## begin Record excerpts
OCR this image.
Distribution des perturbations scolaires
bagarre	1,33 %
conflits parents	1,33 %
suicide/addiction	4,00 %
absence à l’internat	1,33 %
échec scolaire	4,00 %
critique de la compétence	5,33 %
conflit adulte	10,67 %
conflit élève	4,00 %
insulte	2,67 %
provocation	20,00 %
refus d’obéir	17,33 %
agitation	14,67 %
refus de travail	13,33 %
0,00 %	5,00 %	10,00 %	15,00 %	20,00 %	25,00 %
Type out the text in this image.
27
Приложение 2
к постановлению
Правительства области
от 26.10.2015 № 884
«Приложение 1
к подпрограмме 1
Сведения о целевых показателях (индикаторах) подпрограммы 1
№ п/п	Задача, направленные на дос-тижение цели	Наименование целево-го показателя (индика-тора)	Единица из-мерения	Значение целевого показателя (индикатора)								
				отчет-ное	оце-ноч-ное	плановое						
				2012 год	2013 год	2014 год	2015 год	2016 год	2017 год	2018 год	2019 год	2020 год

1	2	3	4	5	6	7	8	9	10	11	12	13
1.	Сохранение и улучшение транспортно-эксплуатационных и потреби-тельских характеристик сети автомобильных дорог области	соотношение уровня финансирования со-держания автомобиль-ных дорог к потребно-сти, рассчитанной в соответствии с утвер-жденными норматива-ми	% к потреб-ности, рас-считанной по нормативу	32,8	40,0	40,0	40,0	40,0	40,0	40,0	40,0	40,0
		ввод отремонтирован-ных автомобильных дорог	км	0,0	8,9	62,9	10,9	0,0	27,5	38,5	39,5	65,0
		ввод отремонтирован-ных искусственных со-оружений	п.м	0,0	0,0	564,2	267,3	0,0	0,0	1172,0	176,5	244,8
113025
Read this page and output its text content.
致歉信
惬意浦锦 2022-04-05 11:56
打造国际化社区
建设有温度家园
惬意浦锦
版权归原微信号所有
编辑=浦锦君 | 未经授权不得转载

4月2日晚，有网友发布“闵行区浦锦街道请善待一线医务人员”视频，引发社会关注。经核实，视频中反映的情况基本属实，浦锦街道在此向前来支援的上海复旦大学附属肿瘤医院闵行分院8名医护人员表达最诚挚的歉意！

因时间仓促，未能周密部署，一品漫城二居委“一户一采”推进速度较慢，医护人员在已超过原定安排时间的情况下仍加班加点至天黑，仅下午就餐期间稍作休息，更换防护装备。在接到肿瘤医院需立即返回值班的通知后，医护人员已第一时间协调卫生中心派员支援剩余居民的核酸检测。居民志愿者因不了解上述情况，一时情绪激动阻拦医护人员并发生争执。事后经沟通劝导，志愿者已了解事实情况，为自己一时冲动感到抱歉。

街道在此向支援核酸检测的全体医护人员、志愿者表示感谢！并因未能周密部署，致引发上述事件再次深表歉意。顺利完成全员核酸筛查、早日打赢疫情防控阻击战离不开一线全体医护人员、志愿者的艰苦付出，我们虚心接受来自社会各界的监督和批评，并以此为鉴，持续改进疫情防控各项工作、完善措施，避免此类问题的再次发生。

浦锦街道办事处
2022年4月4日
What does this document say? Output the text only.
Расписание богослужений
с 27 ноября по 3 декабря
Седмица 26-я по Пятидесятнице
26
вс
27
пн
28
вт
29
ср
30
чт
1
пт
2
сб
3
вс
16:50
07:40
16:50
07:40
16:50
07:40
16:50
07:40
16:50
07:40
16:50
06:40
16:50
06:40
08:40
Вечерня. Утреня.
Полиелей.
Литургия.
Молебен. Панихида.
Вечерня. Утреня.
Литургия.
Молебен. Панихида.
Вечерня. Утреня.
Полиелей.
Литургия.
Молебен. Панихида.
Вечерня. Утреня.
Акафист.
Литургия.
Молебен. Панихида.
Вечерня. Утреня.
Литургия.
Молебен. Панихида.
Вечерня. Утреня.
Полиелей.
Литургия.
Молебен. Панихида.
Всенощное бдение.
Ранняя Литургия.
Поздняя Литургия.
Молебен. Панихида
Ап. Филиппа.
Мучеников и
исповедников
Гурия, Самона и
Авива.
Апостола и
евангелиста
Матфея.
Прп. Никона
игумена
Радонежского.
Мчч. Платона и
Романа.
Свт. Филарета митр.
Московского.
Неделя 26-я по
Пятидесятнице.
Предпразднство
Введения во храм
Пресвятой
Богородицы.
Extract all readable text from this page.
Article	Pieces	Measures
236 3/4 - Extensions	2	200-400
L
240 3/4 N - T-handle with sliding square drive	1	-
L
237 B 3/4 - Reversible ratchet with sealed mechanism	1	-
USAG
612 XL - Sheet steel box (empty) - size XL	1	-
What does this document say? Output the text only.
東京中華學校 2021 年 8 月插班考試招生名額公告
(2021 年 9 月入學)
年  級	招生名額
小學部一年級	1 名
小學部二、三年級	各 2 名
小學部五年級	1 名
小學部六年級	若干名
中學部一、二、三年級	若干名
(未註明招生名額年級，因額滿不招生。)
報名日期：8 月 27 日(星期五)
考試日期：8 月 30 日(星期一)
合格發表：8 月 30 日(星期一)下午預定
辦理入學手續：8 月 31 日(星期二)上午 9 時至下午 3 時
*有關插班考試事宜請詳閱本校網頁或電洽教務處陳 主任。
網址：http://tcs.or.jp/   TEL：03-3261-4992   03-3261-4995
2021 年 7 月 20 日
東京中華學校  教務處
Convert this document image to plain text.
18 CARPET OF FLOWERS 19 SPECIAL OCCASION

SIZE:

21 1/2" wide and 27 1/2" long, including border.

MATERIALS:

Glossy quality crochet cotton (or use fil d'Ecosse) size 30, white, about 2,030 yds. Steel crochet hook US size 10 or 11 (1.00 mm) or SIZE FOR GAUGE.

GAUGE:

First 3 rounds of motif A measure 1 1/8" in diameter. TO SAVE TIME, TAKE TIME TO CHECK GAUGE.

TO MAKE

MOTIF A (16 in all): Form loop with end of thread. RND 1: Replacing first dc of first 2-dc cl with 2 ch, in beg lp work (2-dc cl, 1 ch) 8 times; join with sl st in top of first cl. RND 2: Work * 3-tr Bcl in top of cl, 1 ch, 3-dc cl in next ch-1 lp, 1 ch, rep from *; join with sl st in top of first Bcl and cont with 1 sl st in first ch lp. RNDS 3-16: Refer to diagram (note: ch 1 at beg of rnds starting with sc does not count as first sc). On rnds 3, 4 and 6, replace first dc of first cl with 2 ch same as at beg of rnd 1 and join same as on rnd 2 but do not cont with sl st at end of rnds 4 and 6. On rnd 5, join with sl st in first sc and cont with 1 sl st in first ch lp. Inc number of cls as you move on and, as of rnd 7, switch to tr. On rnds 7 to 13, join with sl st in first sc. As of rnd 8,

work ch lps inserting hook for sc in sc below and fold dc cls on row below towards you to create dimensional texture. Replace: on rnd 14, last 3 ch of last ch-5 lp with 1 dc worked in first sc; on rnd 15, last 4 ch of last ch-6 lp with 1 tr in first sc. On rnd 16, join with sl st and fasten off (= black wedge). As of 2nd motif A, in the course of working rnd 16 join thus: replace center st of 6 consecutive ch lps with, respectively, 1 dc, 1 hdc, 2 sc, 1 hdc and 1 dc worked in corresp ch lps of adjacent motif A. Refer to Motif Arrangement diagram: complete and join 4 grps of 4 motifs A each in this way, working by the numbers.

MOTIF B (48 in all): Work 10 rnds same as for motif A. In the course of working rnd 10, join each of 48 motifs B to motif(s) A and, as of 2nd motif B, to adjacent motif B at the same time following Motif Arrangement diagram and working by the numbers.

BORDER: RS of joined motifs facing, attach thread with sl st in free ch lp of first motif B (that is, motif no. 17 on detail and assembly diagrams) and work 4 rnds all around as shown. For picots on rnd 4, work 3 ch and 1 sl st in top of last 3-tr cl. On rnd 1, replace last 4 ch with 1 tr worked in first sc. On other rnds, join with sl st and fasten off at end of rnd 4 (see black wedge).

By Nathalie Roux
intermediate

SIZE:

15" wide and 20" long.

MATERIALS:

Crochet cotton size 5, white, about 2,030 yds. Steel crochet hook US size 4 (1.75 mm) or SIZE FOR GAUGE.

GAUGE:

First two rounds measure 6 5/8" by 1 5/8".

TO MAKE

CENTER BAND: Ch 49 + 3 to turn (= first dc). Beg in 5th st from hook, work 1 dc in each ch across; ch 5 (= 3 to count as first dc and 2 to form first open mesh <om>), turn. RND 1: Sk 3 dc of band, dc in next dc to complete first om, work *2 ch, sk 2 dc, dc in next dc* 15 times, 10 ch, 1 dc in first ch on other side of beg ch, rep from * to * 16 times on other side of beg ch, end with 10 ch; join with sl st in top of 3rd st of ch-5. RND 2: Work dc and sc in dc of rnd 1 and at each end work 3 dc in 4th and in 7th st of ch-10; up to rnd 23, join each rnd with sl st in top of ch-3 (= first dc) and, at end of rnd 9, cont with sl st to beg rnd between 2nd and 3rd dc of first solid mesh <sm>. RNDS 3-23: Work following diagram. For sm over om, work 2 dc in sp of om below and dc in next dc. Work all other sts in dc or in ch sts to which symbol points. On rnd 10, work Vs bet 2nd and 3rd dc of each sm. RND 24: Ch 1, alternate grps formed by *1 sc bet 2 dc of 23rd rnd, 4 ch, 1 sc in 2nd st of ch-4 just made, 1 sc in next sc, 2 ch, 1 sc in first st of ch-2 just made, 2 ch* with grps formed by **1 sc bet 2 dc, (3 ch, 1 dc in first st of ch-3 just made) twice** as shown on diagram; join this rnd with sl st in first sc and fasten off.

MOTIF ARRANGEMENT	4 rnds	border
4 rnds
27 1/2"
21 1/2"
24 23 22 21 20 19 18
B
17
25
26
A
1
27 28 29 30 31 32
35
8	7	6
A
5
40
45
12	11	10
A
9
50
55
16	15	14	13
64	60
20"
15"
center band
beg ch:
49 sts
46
## end Record excerpts
## What the task requires
Pull every line containing "white" out of the data above.

## The answer
Glossy quality crochet cotton (or use fil d'Ecosse) size 30, white, about 2,030 yds. Steel crochet hook US size 10 or 11 (1.00 mm) or SIZE FOR GAUGE.
Crochet cotton size 5, white, about 2,030 yds. Steel crochet hook US size 4 (1.75 mm) or SIZE FOR GAUGE.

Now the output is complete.